■ Requirements: Give every entry again, unchanged, and leave its images out.

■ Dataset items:

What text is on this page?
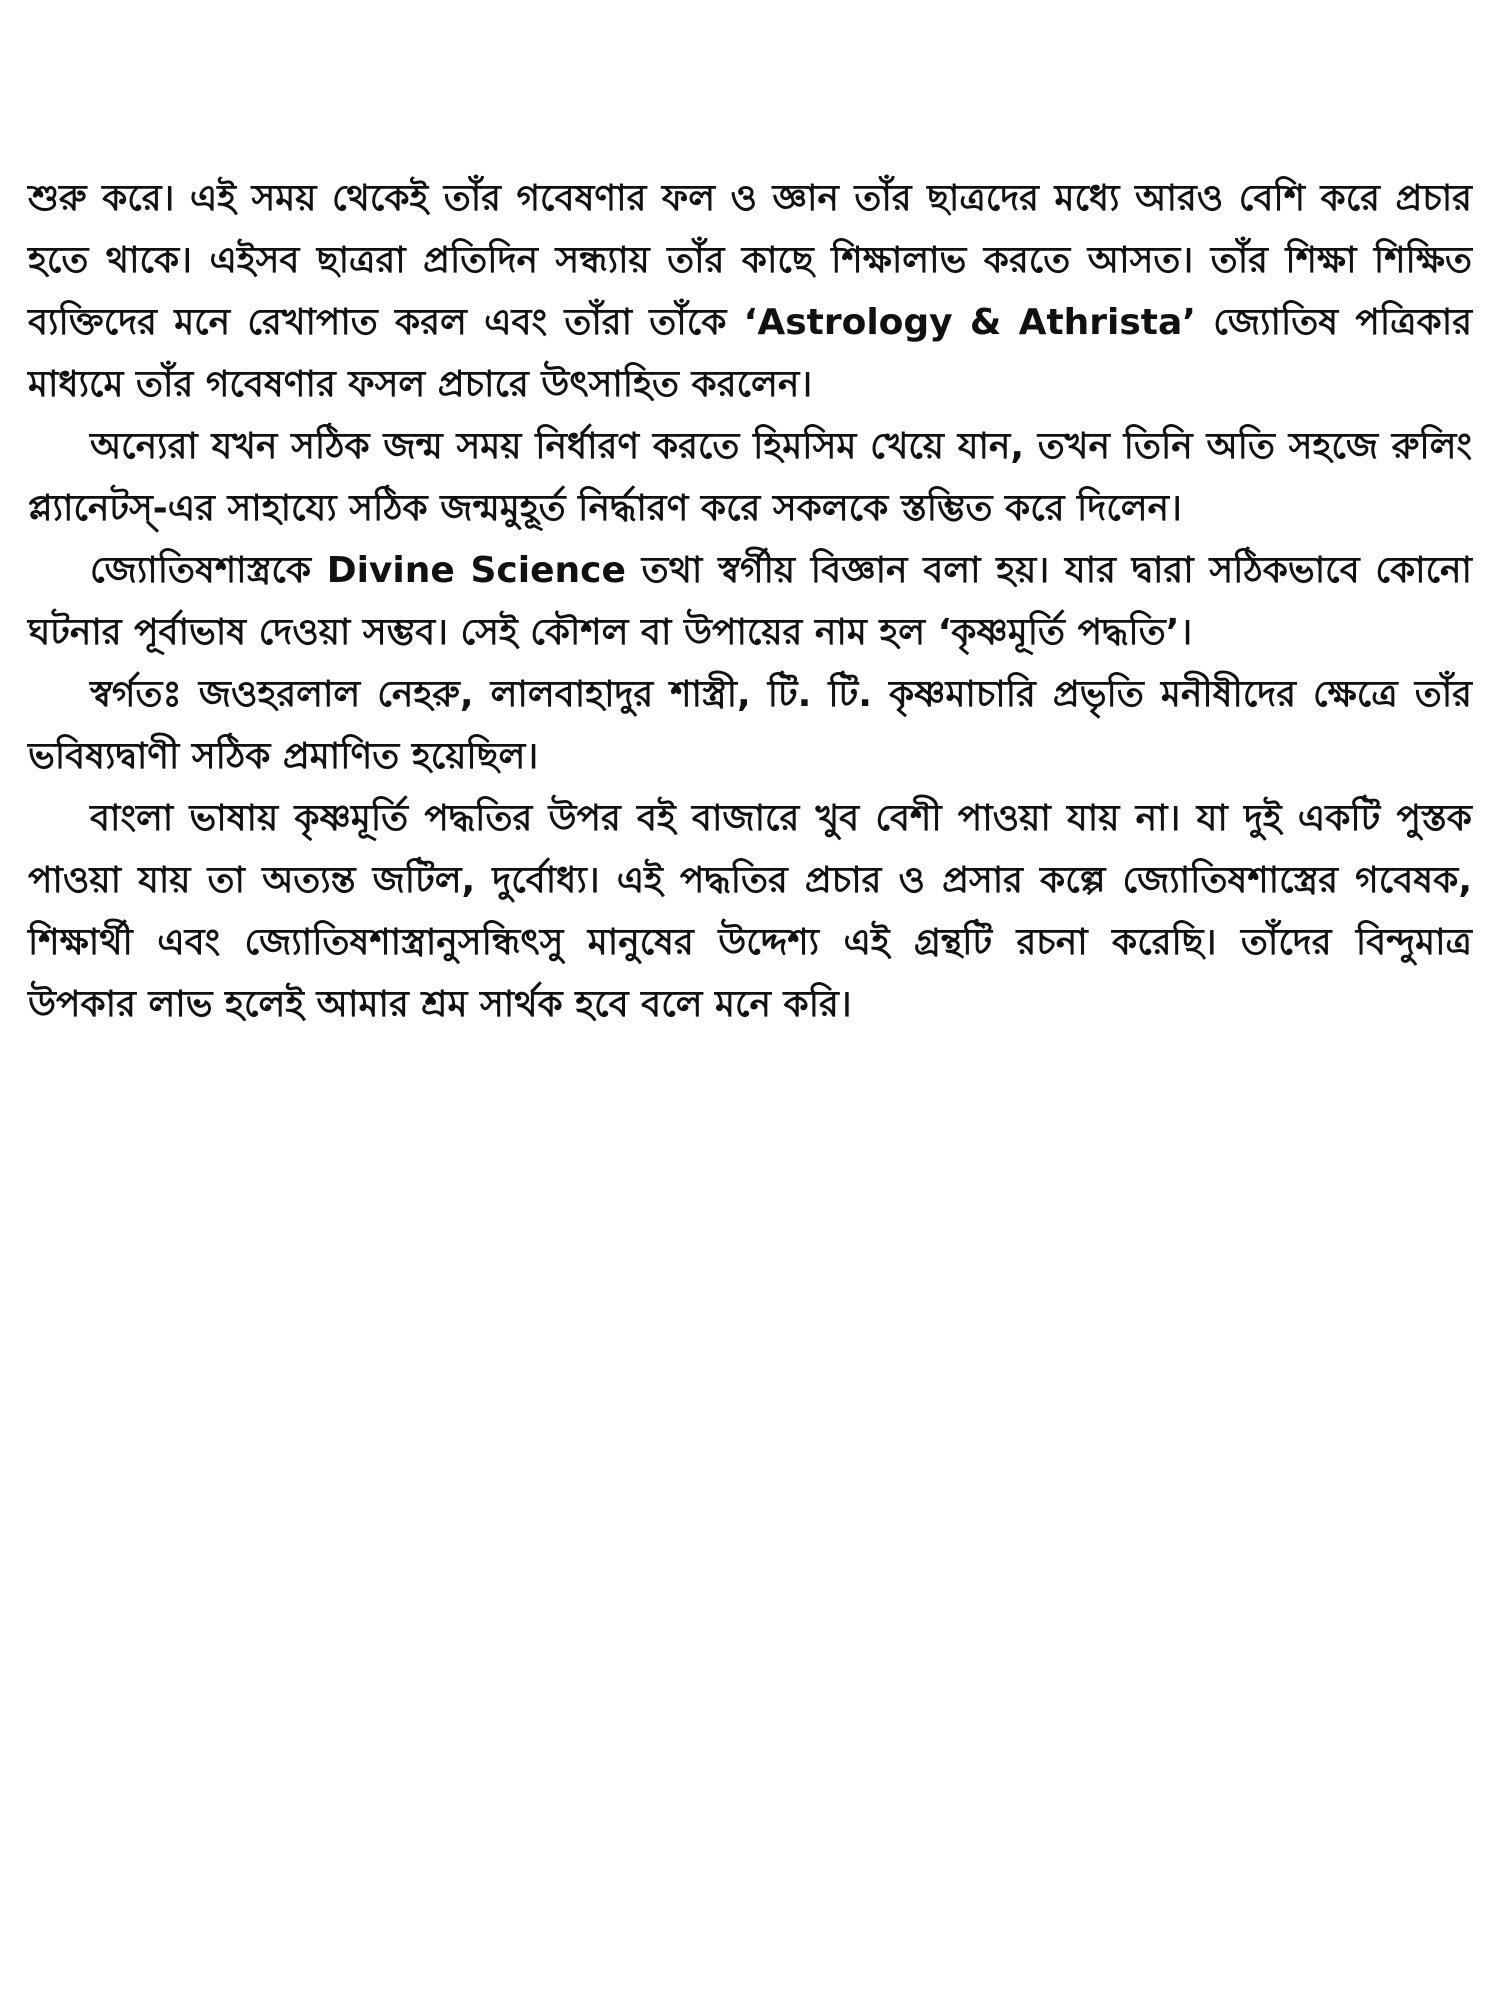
শুরু করে। এই সময় থেকেই তাঁর গবেষণার ফল ও জ্ঞান তাঁর ছাত্রদের মধ্যে আরও বেশি করে প্রচার হতে থাকে। এইসব ছাত্ররা প্রতিদিন সন্ধ্যায় তাঁর কাছে শিক্ষালাভ করতে আসত। তাঁর শিক্ষা শিক্ষিত ব্যক্তিদের মনে রেখাপাত করল এবং তাঁরা তাঁকে ‘Astrology & Athrista’ জ্যোতিষ পত্রিকার মাধ্যমে তাঁর গবেষণার ফসল প্রচারে উৎসাহিত করলেন।

অন্যেরা যখন সঠিক জন্ম সময় নির্ধারণ করতে হিমসিম খেয়ে যান, তখন তিনি অতি সহজে রুলিং প্ল্যানেটস্-এর সাহায্যে সঠিক জন্মমুহূর্ত নির্দ্ধারণ করে সকলকে স্তম্ভিত করে দিলেন।

জ্যোতিষশাস্ত্রকে Divine Science তথা স্বর্গীয় বিজ্ঞান বলা হয়। যার দ্বারা সঠিকভাবে কোনো ঘটনার পূর্বাভাষ দেওয়া সম্ভব। সেই কৌশল বা উপায়ের নাম হল ‘কৃষ্ণমূর্তি পদ্ধতি’।

স্বর্গতঃ জওহরলাল নেহরু, লালবাহাদুর শাস্ত্রী, টি. টি. কৃষ্ণমাচারি প্রভৃতি মনীষীদের ক্ষেত্রে তাঁর ভবিষ্যদ্বাণী সঠিক প্রমাণিত হয়েছিল।

বাংলা ভাষায় কৃষ্ণমূর্তি পদ্ধতির উপর বই বাজারে খুব বেশী পাওয়া যায় না। যা দুই একটি পুস্তক পাওয়া যায় তা অত্যন্ত জটিল, দুর্বোধ্য। এই পদ্ধতির প্রচার ও প্রসার কল্পে জ্যোতিষশাস্ত্রের গবেষক, শিক্ষার্থী এবং জ্যোতিষশাস্ত্রানুসন্ধিৎসু মানুষের উদ্দেশ্য এই গ্রন্থটি রচনা করেছি। তাঁদের বিন্দুমাত্র উপকার লাভ হলেই আমার শ্রম সার্থক হবে বলে মনে করি।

■ Completed exercise:
What text is on this page?
শুরু করে। এই সময় থেকেই তাঁর গবেষণার ফল ও জ্ঞান তাঁর ছাত্রদের মধ্যে আরও বেশি করে প্রচার হতে থাকে। এইসব ছাত্ররা প্রতিদিন সন্ধ্যায় তাঁর কাছে শিক্ষালাভ করতে আসত। তাঁর শিক্ষা শিক্ষিত ব্যক্তিদের মনে রেখাপাত করল এবং তাঁরা তাঁকে ‘Astrology & Athrista’ জ্যোতিষ পত্রিকার মাধ্যমে তাঁর গবেষণার ফসল প্রচারে উৎসাহিত করলেন।

অন্যেরা যখন সঠিক জন্ম সময় নির্ধারণ করতে হিমসিম খেয়ে যান, তখন তিনি অতি সহজে রুলিং প্ল্যানেটস্-এর সাহায্যে সঠিক জন্মমুহূর্ত নির্দ্ধারণ করে সকলকে স্তম্ভিত করে দিলেন।

জ্যোতিষশাস্ত্রকে Divine Science তথা স্বর্গীয় বিজ্ঞান বলা হয়। যার দ্বারা সঠিকভাবে কোনো ঘটনার পূর্বাভাষ দেওয়া সম্ভব। সেই কৌশল বা উপায়ের নাম হল ‘কৃষ্ণমূর্তি পদ্ধতি’।

স্বর্গতঃ জওহরলাল নেহরু, লালবাহাদুর শাস্ত্রী, টি. টি. কৃষ্ণমাচারি প্রভৃতি মনীষীদের ক্ষেত্রে তাঁর ভবিষ্যদ্বাণী সঠিক প্রমাণিত হয়েছিল।

বাংলা ভাষায় কৃষ্ণমূর্তি পদ্ধতির উপর বই বাজারে খুব বেশী পাওয়া যায় না। যা দুই একটি পুস্তক পাওয়া যায় তা অত্যন্ত জটিল, দুর্বোধ্য। এই পদ্ধতির প্রচার ও প্রসার কল্পে জ্যোতিষশাস্ত্রের গবেষক, শিক্ষার্থী এবং জ্যোতিষশাস্ত্রানুসন্ধিৎসু মানুষের উদ্দেশ্য এই গ্রন্থটি রচনা করেছি। তাঁদের বিন্দুমাত্র উপকার লাভ হলেই আমার শ্রম সার্থক হবে বলে মনে করি।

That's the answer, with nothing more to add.